● **Exercise description**
Go over the entries below line by line, copying each one that contains the word "screenshot".

[Data extracted from a collection]
***

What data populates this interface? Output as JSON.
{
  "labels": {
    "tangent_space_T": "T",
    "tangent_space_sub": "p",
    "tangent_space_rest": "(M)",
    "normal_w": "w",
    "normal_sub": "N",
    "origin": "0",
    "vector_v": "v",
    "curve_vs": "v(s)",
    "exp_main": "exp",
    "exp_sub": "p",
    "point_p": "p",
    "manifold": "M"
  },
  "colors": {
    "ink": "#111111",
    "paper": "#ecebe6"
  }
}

***

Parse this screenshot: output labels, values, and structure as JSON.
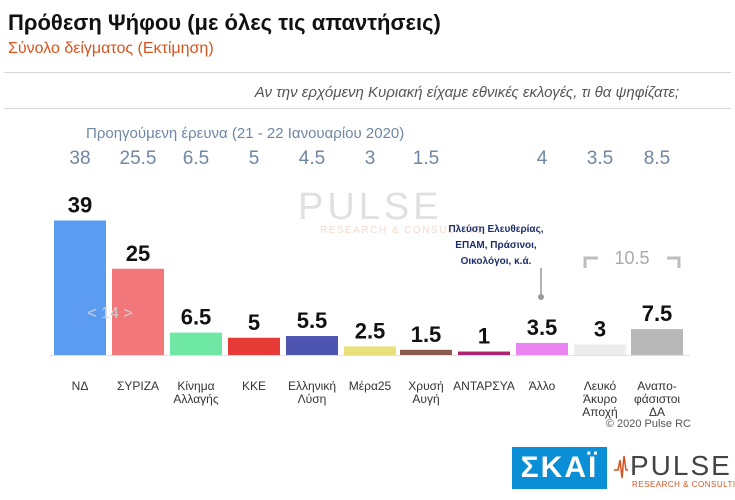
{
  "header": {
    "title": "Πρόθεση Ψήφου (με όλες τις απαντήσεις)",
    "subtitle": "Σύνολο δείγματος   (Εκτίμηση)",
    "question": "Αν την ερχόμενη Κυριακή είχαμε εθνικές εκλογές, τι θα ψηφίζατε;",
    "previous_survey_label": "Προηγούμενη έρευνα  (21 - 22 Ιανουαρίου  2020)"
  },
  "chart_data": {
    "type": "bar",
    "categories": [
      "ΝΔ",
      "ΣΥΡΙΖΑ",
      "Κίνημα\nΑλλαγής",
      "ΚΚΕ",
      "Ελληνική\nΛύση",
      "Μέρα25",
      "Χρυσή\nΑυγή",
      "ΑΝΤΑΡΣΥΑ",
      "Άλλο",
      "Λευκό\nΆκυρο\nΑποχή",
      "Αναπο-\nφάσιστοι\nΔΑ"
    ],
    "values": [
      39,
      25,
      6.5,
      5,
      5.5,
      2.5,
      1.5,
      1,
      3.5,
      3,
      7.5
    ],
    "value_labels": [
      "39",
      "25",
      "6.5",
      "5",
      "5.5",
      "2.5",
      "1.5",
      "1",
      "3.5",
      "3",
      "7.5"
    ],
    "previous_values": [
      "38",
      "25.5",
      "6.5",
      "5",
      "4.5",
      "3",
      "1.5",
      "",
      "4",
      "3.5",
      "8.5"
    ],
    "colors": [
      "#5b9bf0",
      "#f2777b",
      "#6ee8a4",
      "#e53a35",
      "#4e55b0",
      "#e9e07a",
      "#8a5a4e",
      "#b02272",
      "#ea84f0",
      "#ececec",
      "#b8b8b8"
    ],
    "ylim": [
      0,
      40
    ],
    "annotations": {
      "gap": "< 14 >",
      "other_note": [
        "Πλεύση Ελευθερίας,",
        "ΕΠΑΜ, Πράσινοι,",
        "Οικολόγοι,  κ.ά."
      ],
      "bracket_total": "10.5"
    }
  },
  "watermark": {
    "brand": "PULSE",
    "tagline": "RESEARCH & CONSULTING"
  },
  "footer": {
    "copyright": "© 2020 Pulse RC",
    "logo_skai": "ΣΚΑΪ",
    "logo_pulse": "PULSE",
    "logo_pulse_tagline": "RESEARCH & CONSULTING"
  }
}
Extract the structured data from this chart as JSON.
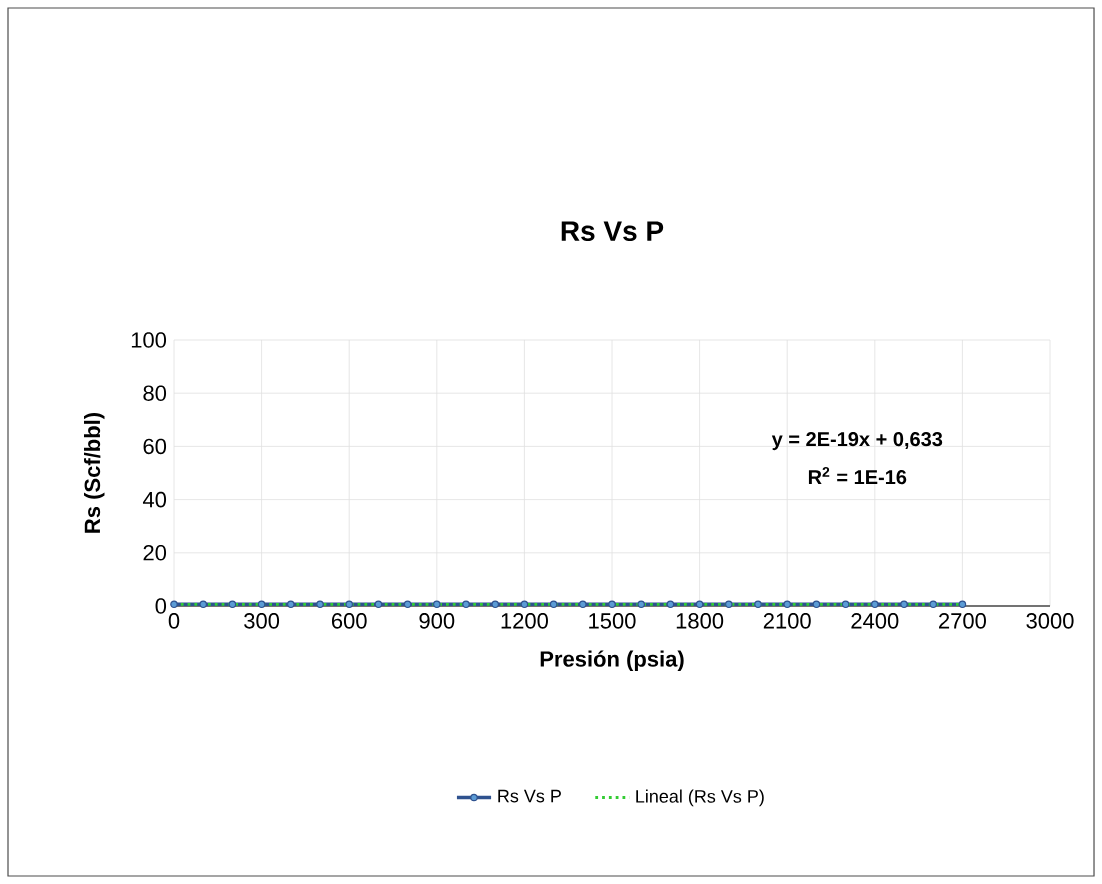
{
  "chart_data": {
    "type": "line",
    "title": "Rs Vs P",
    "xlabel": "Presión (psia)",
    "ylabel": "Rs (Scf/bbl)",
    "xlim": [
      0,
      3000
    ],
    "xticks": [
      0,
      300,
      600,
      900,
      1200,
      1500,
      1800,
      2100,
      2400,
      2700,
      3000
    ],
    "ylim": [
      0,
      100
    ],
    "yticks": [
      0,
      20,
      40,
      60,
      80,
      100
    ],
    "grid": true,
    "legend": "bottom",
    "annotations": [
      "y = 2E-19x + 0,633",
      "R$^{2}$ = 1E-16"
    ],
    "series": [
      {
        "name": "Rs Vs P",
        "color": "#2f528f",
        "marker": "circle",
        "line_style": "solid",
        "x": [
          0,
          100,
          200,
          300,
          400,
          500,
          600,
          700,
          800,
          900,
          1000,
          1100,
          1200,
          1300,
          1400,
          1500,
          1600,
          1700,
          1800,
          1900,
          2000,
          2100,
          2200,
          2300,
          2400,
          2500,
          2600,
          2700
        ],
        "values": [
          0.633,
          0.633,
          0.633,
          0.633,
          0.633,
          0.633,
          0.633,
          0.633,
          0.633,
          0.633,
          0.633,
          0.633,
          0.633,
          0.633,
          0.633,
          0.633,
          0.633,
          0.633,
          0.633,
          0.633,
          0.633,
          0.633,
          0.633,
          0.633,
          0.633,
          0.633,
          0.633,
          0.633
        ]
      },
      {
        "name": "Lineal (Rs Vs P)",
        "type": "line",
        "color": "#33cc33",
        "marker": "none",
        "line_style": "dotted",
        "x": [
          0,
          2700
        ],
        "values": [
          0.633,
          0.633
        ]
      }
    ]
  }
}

***

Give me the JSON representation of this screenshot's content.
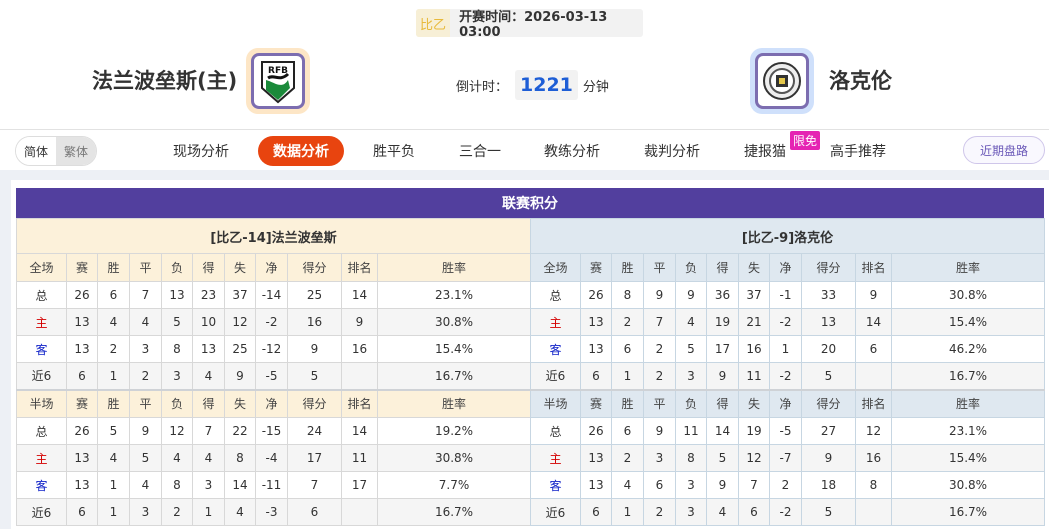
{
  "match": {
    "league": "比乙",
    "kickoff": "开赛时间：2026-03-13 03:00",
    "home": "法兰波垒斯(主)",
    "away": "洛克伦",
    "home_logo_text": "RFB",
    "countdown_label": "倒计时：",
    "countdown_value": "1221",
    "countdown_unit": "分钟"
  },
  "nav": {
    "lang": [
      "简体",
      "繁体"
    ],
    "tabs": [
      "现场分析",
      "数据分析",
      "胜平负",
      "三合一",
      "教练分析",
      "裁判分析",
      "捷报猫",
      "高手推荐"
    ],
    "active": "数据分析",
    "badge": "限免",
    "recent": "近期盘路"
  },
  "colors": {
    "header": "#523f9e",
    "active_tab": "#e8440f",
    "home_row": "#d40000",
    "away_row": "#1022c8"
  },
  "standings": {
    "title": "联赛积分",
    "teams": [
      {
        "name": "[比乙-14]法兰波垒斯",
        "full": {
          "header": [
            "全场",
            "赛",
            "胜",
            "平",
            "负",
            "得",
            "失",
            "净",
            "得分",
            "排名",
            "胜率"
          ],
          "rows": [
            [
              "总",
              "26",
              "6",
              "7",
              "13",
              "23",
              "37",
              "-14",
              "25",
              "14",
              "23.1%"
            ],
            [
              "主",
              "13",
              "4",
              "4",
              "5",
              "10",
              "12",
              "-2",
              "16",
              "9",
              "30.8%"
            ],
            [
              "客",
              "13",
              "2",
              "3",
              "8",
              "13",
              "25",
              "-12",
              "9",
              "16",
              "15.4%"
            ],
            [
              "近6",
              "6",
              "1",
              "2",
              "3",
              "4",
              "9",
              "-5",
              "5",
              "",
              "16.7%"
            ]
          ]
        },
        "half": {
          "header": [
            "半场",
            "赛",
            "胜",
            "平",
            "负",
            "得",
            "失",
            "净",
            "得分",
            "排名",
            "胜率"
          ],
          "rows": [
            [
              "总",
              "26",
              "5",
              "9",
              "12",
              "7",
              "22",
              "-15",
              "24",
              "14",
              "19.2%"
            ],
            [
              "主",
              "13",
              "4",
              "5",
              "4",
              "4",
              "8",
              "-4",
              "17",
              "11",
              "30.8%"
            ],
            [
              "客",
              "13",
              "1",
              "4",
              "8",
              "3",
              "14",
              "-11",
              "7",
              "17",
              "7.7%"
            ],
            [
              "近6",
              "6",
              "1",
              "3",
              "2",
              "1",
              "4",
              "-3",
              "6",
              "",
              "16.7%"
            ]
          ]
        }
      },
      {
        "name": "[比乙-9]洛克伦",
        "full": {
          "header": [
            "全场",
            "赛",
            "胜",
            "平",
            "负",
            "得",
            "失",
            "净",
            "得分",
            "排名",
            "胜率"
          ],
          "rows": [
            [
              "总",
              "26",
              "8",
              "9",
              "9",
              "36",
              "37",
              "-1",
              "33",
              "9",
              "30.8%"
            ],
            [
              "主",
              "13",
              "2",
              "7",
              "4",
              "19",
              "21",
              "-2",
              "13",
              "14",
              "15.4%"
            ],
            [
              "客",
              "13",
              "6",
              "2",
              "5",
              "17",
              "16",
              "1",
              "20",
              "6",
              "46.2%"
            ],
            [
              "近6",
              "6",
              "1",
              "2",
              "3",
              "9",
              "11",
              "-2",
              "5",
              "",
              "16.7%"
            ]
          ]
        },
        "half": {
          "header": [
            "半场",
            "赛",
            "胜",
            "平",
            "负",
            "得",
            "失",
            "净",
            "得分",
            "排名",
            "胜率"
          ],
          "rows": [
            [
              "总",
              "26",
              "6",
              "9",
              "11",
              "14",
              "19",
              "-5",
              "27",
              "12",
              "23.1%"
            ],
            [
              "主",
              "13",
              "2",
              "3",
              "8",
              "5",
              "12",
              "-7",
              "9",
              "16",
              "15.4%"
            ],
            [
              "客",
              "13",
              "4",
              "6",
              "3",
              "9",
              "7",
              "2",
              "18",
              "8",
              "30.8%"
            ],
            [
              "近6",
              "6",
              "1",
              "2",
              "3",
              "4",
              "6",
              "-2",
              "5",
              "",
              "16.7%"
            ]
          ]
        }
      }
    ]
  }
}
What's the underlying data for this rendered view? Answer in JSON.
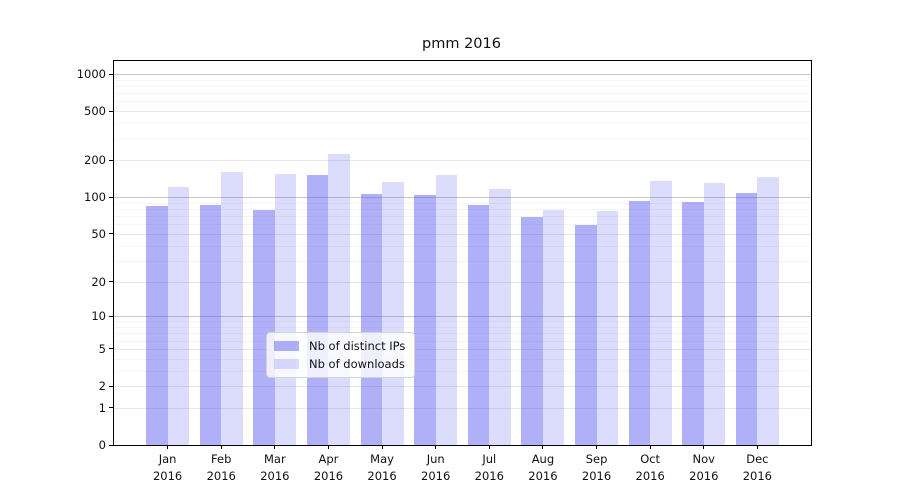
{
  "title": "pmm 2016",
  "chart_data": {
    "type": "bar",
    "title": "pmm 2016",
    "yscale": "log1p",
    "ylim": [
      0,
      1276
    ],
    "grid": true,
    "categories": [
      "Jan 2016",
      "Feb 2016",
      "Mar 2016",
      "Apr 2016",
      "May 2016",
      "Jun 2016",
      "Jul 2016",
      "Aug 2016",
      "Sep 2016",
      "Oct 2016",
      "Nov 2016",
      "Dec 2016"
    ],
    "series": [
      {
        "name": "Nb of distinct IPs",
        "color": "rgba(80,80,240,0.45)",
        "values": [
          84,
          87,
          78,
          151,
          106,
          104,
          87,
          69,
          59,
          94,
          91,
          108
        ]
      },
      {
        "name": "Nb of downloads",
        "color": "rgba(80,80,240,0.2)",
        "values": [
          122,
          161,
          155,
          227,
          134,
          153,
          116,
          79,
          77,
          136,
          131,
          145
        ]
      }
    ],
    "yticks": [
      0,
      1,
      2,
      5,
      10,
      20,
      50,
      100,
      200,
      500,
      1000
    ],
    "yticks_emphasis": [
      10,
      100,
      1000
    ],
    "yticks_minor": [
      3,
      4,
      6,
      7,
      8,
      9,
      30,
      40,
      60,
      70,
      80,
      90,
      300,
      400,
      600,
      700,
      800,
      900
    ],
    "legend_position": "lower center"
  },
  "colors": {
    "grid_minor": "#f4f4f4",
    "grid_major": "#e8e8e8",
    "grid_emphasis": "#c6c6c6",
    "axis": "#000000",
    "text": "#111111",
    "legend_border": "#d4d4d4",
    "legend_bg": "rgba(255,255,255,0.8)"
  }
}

***

● **Task output**
Parse this screenshot: output labels, values, and structure as JSON.
Give me the JSON representation of this screenshot's content.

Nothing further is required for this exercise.